#### Exercise requirements:
Find the lines with the string "content" and return them.

***

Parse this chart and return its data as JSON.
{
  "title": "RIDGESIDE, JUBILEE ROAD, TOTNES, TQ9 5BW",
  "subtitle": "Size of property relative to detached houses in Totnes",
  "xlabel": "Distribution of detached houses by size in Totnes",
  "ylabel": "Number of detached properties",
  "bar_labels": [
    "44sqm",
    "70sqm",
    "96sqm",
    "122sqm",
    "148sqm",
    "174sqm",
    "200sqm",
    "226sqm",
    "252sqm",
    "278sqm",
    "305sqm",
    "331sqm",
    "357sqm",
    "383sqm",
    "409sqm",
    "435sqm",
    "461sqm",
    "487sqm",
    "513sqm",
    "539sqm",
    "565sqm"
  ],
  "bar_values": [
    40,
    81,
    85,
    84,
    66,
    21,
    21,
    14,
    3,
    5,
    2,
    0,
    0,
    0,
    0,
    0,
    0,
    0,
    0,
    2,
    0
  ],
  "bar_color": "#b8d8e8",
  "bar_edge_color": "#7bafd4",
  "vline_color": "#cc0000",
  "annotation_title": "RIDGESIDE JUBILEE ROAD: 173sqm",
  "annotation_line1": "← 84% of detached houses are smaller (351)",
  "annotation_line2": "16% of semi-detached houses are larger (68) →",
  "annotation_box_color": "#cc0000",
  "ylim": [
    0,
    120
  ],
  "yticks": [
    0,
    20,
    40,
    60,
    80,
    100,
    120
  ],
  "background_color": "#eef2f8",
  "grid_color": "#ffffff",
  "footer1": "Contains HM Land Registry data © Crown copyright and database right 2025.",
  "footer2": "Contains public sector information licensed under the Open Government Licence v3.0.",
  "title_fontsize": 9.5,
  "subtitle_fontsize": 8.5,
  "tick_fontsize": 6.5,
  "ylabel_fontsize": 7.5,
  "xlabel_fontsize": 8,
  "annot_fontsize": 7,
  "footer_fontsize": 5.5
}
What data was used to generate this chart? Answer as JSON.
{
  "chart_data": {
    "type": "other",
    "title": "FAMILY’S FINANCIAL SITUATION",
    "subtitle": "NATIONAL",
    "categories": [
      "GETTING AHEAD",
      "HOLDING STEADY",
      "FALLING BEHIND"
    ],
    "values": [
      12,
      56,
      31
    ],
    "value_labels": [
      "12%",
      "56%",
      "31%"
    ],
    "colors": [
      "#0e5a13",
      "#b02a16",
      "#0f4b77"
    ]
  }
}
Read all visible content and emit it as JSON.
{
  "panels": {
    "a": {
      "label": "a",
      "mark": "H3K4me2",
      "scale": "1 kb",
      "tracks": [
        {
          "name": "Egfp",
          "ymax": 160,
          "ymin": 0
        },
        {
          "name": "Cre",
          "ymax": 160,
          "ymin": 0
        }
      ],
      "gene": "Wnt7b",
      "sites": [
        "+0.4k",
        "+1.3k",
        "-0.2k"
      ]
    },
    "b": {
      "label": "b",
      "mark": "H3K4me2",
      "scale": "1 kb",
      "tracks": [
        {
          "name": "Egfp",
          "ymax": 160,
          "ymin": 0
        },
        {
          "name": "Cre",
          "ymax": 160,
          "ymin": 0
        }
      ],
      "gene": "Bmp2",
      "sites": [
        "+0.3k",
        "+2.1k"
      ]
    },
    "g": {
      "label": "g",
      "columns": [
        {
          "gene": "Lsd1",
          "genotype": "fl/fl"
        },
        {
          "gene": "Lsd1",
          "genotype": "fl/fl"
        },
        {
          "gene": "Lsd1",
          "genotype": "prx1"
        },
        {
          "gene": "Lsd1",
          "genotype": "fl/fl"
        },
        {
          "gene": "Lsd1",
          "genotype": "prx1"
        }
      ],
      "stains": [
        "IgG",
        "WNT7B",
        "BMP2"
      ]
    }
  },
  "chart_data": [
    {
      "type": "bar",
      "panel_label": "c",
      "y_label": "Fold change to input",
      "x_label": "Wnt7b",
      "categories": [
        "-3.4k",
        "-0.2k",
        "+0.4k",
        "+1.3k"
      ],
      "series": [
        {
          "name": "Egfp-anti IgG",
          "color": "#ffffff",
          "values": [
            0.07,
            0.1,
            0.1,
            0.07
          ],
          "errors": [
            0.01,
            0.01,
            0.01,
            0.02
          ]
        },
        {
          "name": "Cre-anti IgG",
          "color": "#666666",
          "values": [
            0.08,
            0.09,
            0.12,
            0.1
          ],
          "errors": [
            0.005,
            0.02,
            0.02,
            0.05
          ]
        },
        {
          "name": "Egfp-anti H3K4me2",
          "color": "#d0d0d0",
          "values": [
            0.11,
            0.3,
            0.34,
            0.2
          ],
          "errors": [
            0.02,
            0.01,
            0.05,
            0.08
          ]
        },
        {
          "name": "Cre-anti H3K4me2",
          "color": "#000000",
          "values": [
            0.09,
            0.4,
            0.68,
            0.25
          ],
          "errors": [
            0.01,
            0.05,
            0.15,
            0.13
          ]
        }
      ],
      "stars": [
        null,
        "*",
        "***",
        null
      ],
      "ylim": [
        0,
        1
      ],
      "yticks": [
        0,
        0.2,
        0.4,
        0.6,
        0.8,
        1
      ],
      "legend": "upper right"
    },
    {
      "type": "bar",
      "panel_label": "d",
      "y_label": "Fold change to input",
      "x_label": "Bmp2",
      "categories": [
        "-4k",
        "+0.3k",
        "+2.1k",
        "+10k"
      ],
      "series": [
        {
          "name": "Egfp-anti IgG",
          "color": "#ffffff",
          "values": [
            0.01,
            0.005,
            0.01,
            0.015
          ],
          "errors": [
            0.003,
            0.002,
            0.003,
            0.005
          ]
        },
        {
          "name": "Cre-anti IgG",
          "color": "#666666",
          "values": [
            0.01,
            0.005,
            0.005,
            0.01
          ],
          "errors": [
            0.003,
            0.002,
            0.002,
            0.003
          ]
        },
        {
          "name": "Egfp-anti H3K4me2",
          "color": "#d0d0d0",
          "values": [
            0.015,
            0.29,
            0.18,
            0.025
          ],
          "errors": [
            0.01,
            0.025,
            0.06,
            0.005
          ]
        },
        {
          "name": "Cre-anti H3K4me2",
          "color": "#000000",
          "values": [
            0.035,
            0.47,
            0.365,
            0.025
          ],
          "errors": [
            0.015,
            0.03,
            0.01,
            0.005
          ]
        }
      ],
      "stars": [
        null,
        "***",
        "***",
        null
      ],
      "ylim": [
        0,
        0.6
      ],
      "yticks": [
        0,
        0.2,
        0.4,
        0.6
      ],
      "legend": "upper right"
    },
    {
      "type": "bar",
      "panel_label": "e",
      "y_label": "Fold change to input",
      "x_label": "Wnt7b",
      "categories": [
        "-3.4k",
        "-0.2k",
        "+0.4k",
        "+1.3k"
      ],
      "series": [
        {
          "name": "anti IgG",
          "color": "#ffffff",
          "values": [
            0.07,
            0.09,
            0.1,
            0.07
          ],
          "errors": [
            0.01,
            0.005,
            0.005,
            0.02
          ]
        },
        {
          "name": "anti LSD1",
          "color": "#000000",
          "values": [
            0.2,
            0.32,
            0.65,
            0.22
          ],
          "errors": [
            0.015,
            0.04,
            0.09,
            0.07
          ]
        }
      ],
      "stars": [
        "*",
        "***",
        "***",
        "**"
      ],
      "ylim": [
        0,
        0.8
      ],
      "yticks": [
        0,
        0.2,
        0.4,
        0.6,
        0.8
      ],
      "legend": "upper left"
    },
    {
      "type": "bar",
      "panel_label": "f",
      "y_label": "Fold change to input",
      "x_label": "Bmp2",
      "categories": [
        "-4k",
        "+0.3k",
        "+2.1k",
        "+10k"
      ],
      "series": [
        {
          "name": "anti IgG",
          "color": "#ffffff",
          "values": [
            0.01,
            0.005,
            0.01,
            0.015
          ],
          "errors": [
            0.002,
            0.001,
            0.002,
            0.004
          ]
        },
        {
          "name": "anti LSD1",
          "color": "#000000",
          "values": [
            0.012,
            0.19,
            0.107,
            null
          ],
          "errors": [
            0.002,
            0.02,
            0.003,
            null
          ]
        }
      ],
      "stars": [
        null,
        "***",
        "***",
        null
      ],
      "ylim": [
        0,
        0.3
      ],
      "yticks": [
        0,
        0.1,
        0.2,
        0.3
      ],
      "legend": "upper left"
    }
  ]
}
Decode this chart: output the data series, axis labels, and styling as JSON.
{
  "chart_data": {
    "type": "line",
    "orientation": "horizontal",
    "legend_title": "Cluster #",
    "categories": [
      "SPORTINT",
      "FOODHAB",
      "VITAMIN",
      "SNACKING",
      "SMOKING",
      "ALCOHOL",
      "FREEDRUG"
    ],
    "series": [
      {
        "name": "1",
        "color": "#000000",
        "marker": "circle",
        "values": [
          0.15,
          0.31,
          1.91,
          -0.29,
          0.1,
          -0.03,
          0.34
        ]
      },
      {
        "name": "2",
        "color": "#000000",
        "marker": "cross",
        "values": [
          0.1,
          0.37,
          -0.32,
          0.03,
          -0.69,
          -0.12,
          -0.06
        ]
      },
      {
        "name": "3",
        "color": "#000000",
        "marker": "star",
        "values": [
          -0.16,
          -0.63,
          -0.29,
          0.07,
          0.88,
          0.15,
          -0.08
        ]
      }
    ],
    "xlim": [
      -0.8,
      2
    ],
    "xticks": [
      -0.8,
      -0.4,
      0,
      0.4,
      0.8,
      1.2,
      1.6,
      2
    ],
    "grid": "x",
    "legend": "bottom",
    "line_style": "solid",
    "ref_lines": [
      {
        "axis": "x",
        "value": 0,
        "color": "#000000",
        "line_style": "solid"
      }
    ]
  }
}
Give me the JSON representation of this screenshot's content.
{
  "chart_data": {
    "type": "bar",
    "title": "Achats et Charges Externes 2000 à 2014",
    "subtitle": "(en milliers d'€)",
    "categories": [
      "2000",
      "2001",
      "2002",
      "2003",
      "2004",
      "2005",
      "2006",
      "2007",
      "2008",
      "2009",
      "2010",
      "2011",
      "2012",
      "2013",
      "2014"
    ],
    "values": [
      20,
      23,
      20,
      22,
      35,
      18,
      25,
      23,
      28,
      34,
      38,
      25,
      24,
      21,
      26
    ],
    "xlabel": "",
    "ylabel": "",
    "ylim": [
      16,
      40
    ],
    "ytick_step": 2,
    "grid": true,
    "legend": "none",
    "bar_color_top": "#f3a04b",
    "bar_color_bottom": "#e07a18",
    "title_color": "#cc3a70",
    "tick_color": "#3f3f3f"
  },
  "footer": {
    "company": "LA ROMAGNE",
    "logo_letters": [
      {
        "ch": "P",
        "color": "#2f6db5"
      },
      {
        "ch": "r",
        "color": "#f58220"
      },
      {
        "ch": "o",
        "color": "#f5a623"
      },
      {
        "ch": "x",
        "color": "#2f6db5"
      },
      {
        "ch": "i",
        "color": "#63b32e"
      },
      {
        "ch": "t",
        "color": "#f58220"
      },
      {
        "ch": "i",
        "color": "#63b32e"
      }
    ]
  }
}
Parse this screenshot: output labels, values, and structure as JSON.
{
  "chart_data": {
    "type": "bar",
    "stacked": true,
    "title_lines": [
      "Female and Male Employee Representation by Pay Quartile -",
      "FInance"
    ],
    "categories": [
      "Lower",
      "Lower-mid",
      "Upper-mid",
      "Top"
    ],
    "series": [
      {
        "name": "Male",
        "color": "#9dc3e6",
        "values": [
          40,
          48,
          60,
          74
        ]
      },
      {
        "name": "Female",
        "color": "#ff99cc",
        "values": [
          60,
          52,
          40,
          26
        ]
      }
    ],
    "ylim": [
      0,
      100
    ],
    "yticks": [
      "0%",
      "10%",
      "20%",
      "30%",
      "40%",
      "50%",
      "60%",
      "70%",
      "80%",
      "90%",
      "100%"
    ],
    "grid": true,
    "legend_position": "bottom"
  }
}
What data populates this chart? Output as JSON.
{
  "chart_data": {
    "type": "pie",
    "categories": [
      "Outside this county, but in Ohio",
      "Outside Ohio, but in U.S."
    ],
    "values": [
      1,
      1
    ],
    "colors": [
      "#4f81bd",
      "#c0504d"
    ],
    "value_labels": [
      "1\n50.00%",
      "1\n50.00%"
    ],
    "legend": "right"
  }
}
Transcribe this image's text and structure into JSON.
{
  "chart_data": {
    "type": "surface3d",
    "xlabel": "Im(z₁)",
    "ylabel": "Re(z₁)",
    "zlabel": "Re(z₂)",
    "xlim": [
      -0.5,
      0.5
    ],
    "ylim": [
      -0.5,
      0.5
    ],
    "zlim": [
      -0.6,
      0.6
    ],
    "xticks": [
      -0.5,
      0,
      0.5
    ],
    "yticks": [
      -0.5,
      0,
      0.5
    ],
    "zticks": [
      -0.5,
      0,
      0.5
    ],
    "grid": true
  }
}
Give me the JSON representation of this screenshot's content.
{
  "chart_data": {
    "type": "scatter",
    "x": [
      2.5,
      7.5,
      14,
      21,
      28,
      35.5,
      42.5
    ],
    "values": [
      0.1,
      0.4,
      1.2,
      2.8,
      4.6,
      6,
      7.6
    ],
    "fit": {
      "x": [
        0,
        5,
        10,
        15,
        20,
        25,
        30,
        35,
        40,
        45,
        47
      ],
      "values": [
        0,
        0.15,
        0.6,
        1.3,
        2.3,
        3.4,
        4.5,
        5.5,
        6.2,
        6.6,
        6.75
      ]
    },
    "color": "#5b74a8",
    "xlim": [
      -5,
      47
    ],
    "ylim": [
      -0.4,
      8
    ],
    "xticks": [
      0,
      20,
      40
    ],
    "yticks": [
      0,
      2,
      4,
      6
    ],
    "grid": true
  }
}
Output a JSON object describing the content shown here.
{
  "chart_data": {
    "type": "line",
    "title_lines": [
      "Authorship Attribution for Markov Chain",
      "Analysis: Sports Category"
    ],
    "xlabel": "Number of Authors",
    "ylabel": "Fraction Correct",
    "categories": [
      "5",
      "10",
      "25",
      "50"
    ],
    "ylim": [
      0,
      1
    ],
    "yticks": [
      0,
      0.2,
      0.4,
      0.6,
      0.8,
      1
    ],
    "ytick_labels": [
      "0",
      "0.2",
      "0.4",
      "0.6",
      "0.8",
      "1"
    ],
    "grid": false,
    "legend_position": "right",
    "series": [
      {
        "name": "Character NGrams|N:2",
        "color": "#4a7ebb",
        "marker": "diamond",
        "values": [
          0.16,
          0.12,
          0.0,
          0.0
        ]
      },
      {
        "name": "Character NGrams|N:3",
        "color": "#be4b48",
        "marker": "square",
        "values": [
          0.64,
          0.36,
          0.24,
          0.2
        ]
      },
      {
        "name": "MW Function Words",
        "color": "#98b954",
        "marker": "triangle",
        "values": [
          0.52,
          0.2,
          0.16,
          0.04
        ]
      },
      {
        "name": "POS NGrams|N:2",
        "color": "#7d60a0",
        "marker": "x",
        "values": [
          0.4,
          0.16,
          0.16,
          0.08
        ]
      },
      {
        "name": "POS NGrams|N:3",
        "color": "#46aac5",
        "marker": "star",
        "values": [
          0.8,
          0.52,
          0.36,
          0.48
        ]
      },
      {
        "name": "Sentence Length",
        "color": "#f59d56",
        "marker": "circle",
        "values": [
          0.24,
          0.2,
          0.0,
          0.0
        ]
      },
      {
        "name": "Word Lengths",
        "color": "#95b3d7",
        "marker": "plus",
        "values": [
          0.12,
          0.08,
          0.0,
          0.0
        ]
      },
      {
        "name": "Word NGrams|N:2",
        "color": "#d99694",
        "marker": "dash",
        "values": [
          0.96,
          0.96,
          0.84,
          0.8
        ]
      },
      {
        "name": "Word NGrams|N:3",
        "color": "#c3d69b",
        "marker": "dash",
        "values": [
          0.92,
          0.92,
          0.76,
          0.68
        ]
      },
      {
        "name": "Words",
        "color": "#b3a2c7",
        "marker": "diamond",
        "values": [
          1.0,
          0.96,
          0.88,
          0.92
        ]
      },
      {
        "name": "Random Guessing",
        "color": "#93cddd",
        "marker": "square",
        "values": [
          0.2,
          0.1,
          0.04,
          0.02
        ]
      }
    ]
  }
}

***

#### The answer:
Read all visible content and emit it as JSON.
Give me the JSON representation of this screenshot's content.
Give me the JSON representation of this screenshot's content.
Output a JSON object describing the content shown here.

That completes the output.